# Your assignment
Give the number of lines in the records that include the word "Szabó", and nothing besides.

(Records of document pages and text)
==========
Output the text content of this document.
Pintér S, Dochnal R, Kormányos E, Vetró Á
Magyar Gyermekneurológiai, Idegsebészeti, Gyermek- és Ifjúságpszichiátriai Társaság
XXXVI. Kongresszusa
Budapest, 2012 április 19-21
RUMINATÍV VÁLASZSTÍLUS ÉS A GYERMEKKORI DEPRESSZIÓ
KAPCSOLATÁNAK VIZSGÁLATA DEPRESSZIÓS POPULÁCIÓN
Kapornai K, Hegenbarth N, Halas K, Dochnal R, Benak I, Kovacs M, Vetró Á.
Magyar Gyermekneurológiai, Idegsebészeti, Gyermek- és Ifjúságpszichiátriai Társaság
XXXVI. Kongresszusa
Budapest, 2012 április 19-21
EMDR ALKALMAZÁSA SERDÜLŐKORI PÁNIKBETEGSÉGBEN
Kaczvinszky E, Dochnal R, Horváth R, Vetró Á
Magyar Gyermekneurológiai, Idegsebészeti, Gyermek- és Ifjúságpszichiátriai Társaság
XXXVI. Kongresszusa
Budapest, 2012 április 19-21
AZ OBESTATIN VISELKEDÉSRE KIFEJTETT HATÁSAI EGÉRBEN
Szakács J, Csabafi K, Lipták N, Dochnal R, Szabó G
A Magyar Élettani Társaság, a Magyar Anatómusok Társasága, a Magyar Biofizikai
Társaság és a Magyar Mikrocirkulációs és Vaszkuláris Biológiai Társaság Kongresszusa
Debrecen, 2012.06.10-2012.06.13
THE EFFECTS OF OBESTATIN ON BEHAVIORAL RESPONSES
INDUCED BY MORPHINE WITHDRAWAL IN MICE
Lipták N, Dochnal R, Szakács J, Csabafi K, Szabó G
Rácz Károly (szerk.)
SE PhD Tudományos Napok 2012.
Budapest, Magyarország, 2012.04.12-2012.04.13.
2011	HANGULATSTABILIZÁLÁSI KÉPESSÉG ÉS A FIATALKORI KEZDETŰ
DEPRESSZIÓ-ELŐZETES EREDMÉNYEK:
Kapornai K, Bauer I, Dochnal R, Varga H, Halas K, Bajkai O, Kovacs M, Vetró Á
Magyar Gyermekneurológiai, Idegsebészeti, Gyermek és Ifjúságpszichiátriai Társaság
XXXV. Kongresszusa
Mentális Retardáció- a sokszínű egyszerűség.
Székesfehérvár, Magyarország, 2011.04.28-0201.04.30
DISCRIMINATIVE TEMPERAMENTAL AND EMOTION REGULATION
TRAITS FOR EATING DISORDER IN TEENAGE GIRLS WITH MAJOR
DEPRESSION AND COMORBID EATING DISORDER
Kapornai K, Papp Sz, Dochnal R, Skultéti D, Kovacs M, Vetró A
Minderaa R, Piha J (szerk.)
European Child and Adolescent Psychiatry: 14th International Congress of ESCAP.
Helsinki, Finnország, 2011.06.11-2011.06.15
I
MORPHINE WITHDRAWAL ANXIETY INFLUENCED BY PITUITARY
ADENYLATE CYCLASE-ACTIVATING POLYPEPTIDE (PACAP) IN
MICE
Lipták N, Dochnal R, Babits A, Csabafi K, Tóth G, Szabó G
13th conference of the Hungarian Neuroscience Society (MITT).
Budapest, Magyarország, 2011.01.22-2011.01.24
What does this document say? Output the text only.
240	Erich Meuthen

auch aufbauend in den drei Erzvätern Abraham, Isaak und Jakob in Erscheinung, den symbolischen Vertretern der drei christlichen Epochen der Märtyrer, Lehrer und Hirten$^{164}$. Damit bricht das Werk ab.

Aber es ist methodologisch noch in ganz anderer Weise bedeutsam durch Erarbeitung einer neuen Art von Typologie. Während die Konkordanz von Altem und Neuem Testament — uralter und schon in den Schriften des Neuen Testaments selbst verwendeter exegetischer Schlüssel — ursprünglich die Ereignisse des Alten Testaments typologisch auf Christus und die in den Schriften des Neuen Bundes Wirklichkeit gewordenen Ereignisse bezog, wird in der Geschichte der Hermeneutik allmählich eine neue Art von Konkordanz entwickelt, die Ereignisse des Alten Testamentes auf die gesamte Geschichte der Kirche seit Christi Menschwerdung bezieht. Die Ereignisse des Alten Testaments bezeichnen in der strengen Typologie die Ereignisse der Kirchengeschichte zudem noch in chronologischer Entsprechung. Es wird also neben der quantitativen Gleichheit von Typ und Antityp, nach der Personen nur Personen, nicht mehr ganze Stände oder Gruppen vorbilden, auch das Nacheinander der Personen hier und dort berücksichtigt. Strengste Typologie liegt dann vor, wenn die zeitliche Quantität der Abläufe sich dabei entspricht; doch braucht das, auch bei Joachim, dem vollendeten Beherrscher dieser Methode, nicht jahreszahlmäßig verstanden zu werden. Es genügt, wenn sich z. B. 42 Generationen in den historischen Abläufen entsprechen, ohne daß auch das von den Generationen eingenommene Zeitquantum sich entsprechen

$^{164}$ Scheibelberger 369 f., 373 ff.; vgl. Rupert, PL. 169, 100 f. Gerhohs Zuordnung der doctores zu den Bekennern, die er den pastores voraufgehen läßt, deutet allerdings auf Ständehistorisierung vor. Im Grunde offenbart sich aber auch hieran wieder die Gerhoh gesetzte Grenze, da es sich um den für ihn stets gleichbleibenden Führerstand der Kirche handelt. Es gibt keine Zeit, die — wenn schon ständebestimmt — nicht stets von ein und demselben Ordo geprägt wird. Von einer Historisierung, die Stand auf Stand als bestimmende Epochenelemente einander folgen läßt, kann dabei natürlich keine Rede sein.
==========
# Result
3